## Stated goal:
Check each line of the listing for the word "color" and report how many lines contain it, giving nothing but the number.

## Stored data:
>> start

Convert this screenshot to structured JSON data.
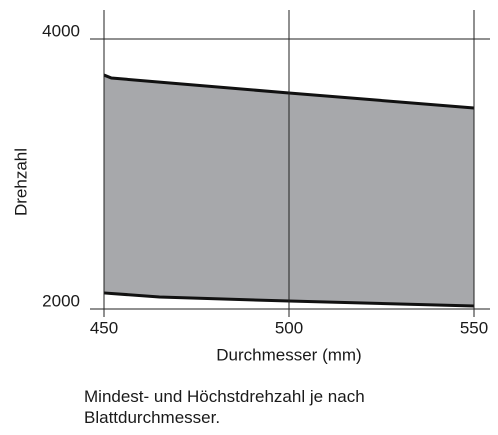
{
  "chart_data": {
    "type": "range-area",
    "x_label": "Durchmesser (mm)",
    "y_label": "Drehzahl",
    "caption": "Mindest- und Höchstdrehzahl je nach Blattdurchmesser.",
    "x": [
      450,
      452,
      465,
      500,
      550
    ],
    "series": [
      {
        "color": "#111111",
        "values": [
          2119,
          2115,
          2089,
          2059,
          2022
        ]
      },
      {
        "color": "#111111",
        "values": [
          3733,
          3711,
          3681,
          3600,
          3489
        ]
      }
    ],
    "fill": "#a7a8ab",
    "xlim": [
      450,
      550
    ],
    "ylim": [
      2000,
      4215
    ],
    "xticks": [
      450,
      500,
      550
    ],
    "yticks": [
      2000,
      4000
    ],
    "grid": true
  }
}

>> end
>> start

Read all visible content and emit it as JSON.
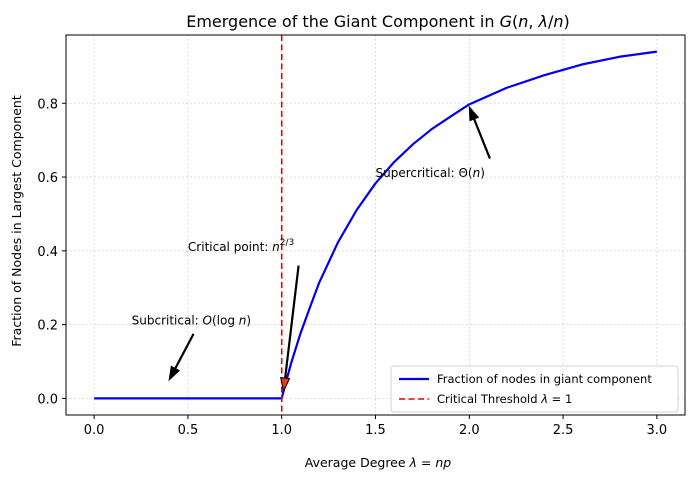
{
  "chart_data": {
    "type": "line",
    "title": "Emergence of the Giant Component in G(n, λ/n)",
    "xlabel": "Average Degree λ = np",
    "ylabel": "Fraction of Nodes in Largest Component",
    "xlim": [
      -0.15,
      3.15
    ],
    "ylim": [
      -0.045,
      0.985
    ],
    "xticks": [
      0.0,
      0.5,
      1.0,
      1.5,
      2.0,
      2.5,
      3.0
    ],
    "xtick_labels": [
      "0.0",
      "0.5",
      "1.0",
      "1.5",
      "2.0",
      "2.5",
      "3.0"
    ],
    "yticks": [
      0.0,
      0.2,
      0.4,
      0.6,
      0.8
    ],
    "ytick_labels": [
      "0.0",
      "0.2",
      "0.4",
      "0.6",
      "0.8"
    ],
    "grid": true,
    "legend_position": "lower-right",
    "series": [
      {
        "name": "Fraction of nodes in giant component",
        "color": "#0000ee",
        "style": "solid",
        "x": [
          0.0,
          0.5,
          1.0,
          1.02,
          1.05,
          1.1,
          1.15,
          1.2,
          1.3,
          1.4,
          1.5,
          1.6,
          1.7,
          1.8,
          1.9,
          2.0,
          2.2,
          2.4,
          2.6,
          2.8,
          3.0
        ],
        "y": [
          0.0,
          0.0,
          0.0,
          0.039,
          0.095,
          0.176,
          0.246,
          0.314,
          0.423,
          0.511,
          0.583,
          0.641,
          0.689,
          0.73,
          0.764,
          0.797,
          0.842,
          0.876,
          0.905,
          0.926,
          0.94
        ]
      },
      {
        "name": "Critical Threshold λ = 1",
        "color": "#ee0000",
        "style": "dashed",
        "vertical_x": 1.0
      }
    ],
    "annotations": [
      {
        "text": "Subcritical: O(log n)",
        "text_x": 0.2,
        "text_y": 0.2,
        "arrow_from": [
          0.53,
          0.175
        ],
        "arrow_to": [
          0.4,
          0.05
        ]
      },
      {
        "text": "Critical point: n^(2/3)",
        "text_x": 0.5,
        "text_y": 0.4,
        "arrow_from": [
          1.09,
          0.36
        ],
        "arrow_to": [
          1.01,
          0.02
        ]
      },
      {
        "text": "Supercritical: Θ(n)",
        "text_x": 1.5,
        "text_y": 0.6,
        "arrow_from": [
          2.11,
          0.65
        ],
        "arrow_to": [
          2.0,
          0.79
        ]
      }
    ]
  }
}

>> end

## Completed task:
4